» Stated exercise
Pull out every line below holding the word "header".

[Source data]
— START —
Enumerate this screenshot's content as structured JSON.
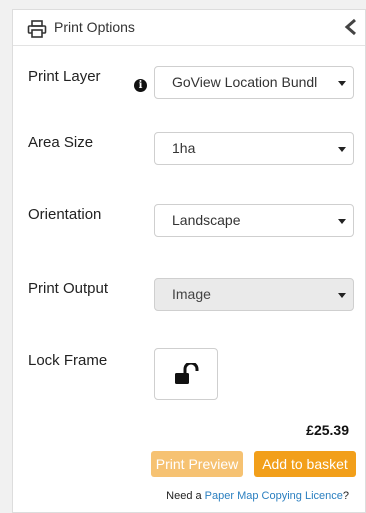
{
  "header": {
    "title": "Print Options",
    "icon": "printer-icon",
    "collapse_icon": "chevron-left-icon"
  },
  "form": {
    "print_layer": {
      "label": "Print Layer",
      "value": "GoView Location Bundl",
      "info_icon": "info-icon"
    },
    "area_size": {
      "label": "Area Size",
      "value": "1ha"
    },
    "orientation": {
      "label": "Orientation",
      "value": "Landscape"
    },
    "print_output": {
      "label": "Print Output",
      "value": "Image",
      "disabled": true
    },
    "lock_frame": {
      "label": "Lock Frame",
      "icon": "unlocked-padlock-icon"
    }
  },
  "price": "£25.39",
  "buttons": {
    "preview": "Print Preview",
    "basket": "Add to basket"
  },
  "licence": {
    "prefix": "Need a ",
    "link": "Paper Map Copying Licence",
    "suffix": "?"
  },
  "colors": {
    "accent": "#f29f1a",
    "accent_light": "#f6c272",
    "link": "#2a7fc0"
  }
}
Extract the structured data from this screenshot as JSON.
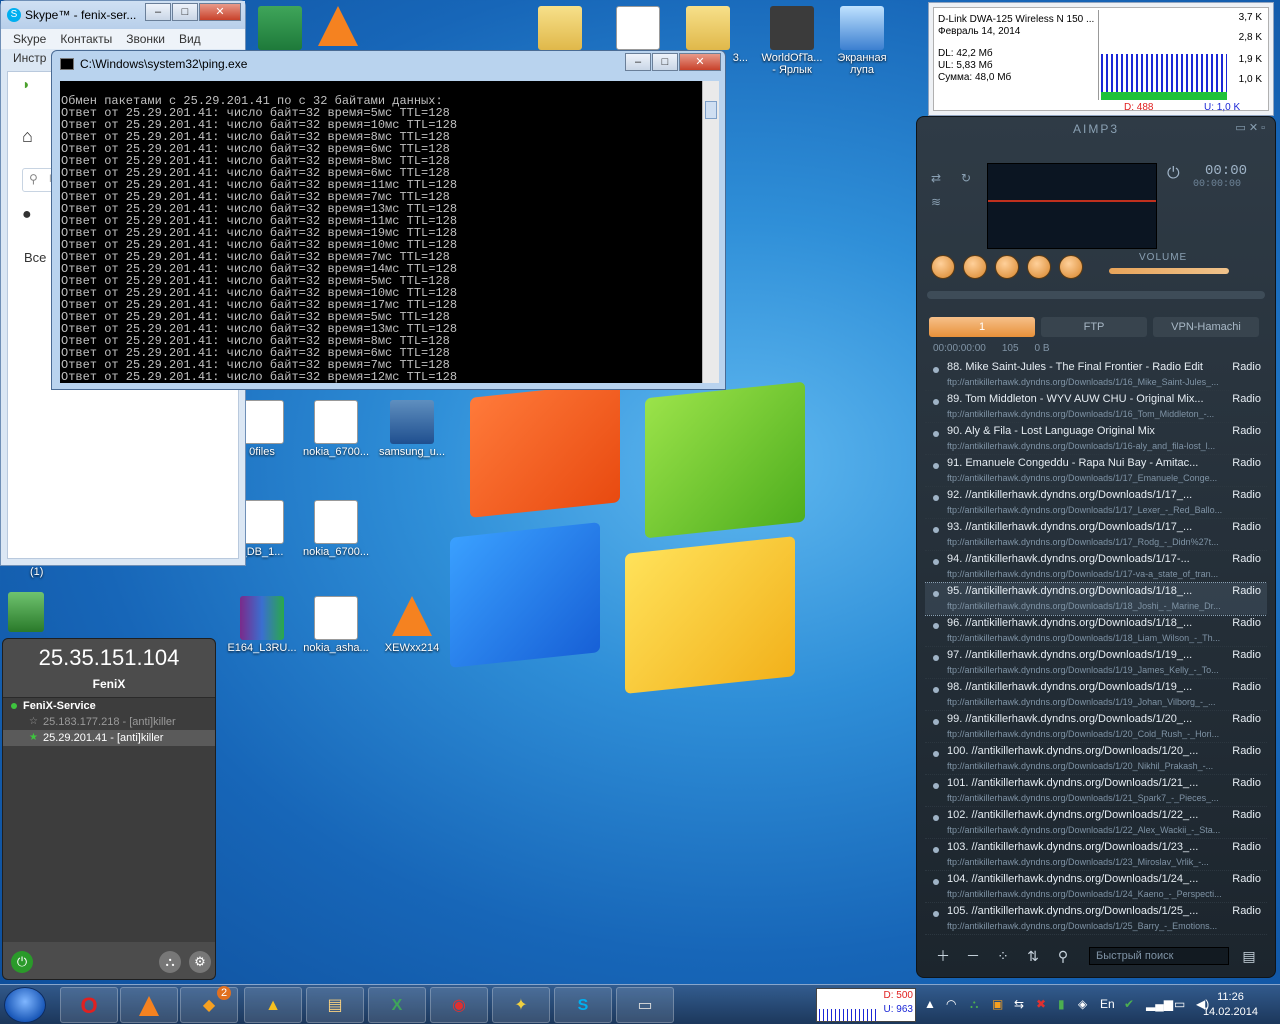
{
  "skype": {
    "title": "Skype™ - fenix-ser...",
    "menu": [
      "Skype",
      "Контакты",
      "Звонки",
      "Вид"
    ],
    "menu2": "Инстр",
    "side_text": "Все",
    "search_partial": "П"
  },
  "ping": {
    "title": "C:\\Windows\\system32\\ping.exe",
    "header": "Обмен пакетами с 25.29.201.41 по с 32 байтами данных:",
    "lines": [
      "Ответ от 25.29.201.41: число байт=32 время=5мс TTL=128",
      "Ответ от 25.29.201.41: число байт=32 время=10мс TTL=128",
      "Ответ от 25.29.201.41: число байт=32 время=8мс TTL=128",
      "Ответ от 25.29.201.41: число байт=32 время=6мс TTL=128",
      "Ответ от 25.29.201.41: число байт=32 время=8мс TTL=128",
      "Ответ от 25.29.201.41: число байт=32 время=6мс TTL=128",
      "Ответ от 25.29.201.41: число байт=32 время=11мс TTL=128",
      "Ответ от 25.29.201.41: число байт=32 время=7мс TTL=128",
      "Ответ от 25.29.201.41: число байт=32 время=13мс TTL=128",
      "Ответ от 25.29.201.41: число байт=32 время=11мс TTL=128",
      "Ответ от 25.29.201.41: число байт=32 время=19мс TTL=128",
      "Ответ от 25.29.201.41: число байт=32 время=10мс TTL=128",
      "Ответ от 25.29.201.41: число байт=32 время=7мс TTL=128",
      "Ответ от 25.29.201.41: число байт=32 время=14мс TTL=128",
      "Ответ от 25.29.201.41: число байт=32 время=5мс TTL=128",
      "Ответ от 25.29.201.41: число байт=32 время=10мс TTL=128",
      "Ответ от 25.29.201.41: число байт=32 время=17мс TTL=128",
      "Ответ от 25.29.201.41: число байт=32 время=5мс TTL=128",
      "Ответ от 25.29.201.41: число байт=32 время=13мс TTL=128",
      "Ответ от 25.29.201.41: число байт=32 время=8мс TTL=128",
      "Ответ от 25.29.201.41: число байт=32 время=6мс TTL=128",
      "Ответ от 25.29.201.41: число байт=32 время=7мс TTL=128",
      "Ответ от 25.29.201.41: число байт=32 время=12мс TTL=128"
    ]
  },
  "desktop_icons": [
    {
      "label": "WorldOfTa...\n- Ярлык",
      "icon": "tank-icon"
    },
    {
      "label": "Экранная\nлупа",
      "icon": "magnifier-icon"
    },
    {
      "label": "0files",
      "icon": "document-icon"
    },
    {
      "label": "nokia_6700...",
      "icon": "pdf-document-icon"
    },
    {
      "label": "samsung_u...",
      "icon": "computer-cd-icon"
    },
    {
      "label": "_DB_1...",
      "icon": "gear-document-icon"
    },
    {
      "label": "nokia_6700...",
      "icon": "pdf-document-icon"
    },
    {
      "label": "E164_L3RU...",
      "icon": "winrar-icon"
    },
    {
      "label": "nokia_asha...",
      "icon": "pdf-document-icon"
    },
    {
      "label": "XEWxx214",
      "icon": "vlc-icon"
    },
    {
      "label": "3...",
      "icon": "folder-icon"
    }
  ],
  "dlink": {
    "name": "D-Link DWA-125 Wireless N 150 ...",
    "date": "Февраль 14, 2014",
    "dl": "DL: 42,2 Мб",
    "ul": "UL: 5,83 Мб",
    "sum": "Сумма: 48,0 Мб",
    "scale": [
      "3,7 K",
      "2,8 K",
      "1,9 K",
      "1,0 K"
    ],
    "d": "D: 488",
    "u": "U: 1,0 K"
  },
  "aimp": {
    "title": "AIMP3",
    "time": "00:00",
    "time2": "00:00:00",
    "volume_label": "VOLUME",
    "tabs": [
      "1",
      "FTP",
      "VPN-Hamachi"
    ],
    "tab_info": [
      "00:00:00:00",
      "105",
      "0 B"
    ],
    "search_placeholder": "Быстрый поиск",
    "tracks": [
      {
        "n": "88. Mike Saint-Jules - The Final Frontier - Radio Edit",
        "tag": "Radio",
        "url": "ftp://antikillerhawk.dyndns.org/Downloads/1/16_Mike_Saint-Jules_..."
      },
      {
        "n": "89. Tom Middleton - WYV AUW CHU - Original Mix...",
        "tag": "Radio",
        "url": "ftp://antikillerhawk.dyndns.org/Downloads/1/16_Tom_Middleton_-..."
      },
      {
        "n": "90. Aly & Fila - Lost Language Original Mix",
        "tag": "Radio",
        "url": "ftp://antikillerhawk.dyndns.org/Downloads/1/16-aly_and_fila-lost_l..."
      },
      {
        "n": "91. Emanuele Congeddu - Rapa Nui Bay - Amitac...",
        "tag": "Radio",
        "url": "ftp://antikillerhawk.dyndns.org/Downloads/1/17_Emanuele_Conge..."
      },
      {
        "n": "92. //antikillerhawk.dyndns.org/Downloads/1/17_...",
        "tag": "Radio",
        "url": "ftp://antikillerhawk.dyndns.org/Downloads/1/17_Lexer_-_Red_Ballo..."
      },
      {
        "n": "93. //antikillerhawk.dyndns.org/Downloads/1/17_...",
        "tag": "Radio",
        "url": "ftp://antikillerhawk.dyndns.org/Downloads/1/17_Rodg_-_Didn%27t..."
      },
      {
        "n": "94. //antikillerhawk.dyndns.org/Downloads/1/17-...",
        "tag": "Radio",
        "url": "ftp://antikillerhawk.dyndns.org/Downloads/1/17-va-a_state_of_tran..."
      },
      {
        "n": "95. //antikillerhawk.dyndns.org/Downloads/1/18_...",
        "tag": "Radio",
        "url": "ftp://antikillerhawk.dyndns.org/Downloads/1/18_Joshi_-_Marine_Dr..."
      },
      {
        "n": "96. //antikillerhawk.dyndns.org/Downloads/1/18_...",
        "tag": "Radio",
        "url": "ftp://antikillerhawk.dyndns.org/Downloads/1/18_Liam_Wilson_-_Th..."
      },
      {
        "n": "97. //antikillerhawk.dyndns.org/Downloads/1/19_...",
        "tag": "Radio",
        "url": "ftp://antikillerhawk.dyndns.org/Downloads/1/19_James_Kelly_-_To..."
      },
      {
        "n": "98. //antikillerhawk.dyndns.org/Downloads/1/19_...",
        "tag": "Radio",
        "url": "ftp://antikillerhawk.dyndns.org/Downloads/1/19_Johan_Vilborg_-_..."
      },
      {
        "n": "99. //antikillerhawk.dyndns.org/Downloads/1/20_...",
        "tag": "Radio",
        "url": "ftp://antikillerhawk.dyndns.org/Downloads/1/20_Cold_Rush_-_Hori..."
      },
      {
        "n": "100. //antikillerhawk.dyndns.org/Downloads/1/20_...",
        "tag": "Radio",
        "url": "ftp://antikillerhawk.dyndns.org/Downloads/1/20_Nikhil_Prakash_-..."
      },
      {
        "n": "101. //antikillerhawk.dyndns.org/Downloads/1/21_...",
        "tag": "Radio",
        "url": "ftp://antikillerhawk.dyndns.org/Downloads/1/21_Spark7_-_Pieces_..."
      },
      {
        "n": "102. //antikillerhawk.dyndns.org/Downloads/1/22_...",
        "tag": "Radio",
        "url": "ftp://antikillerhawk.dyndns.org/Downloads/1/22_Alex_Wackii_-_Sta..."
      },
      {
        "n": "103. //antikillerhawk.dyndns.org/Downloads/1/23_...",
        "tag": "Radio",
        "url": "ftp://antikillerhawk.dyndns.org/Downloads/1/23_Miroslav_Vrlik_-..."
      },
      {
        "n": "104. //antikillerhawk.dyndns.org/Downloads/1/24_...",
        "tag": "Radio",
        "url": "ftp://antikillerhawk.dyndns.org/Downloads/1/24_Kaeno_-_Perspecti..."
      },
      {
        "n": "105. //antikillerhawk.dyndns.org/Downloads/1/25_...",
        "tag": "Radio",
        "url": "ftp://antikillerhawk.dyndns.org/Downloads/1/25_Barry_-_Emotions..."
      }
    ],
    "selected_index": 7
  },
  "fenix": {
    "ip": "25.35.151.104",
    "nick": "FeniX",
    "group": "FeniX-Service",
    "peers": [
      "25.183.177.218 - [anti]killer",
      "25.29.201.41 - [anti]killer"
    ],
    "badge": "(1)"
  },
  "taskbar": {
    "time": "11:26",
    "date": "14.02.2014",
    "lang": "En",
    "net_d": "D: 500",
    "net_u": "U: 963",
    "items": [
      "opera-icon",
      "vlc-icon",
      "badge-icon",
      "triangle-icon",
      "explorer-icon",
      "excel-icon",
      "red-app-icon",
      "emblem-icon",
      "skype-icon",
      "console-icon"
    ],
    "badge_count": "2"
  }
}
— END —
» Completed exercise
  "header": {
    "header": "Обмен пакетами с 25.29.201.41 по с 32 байтами данных:",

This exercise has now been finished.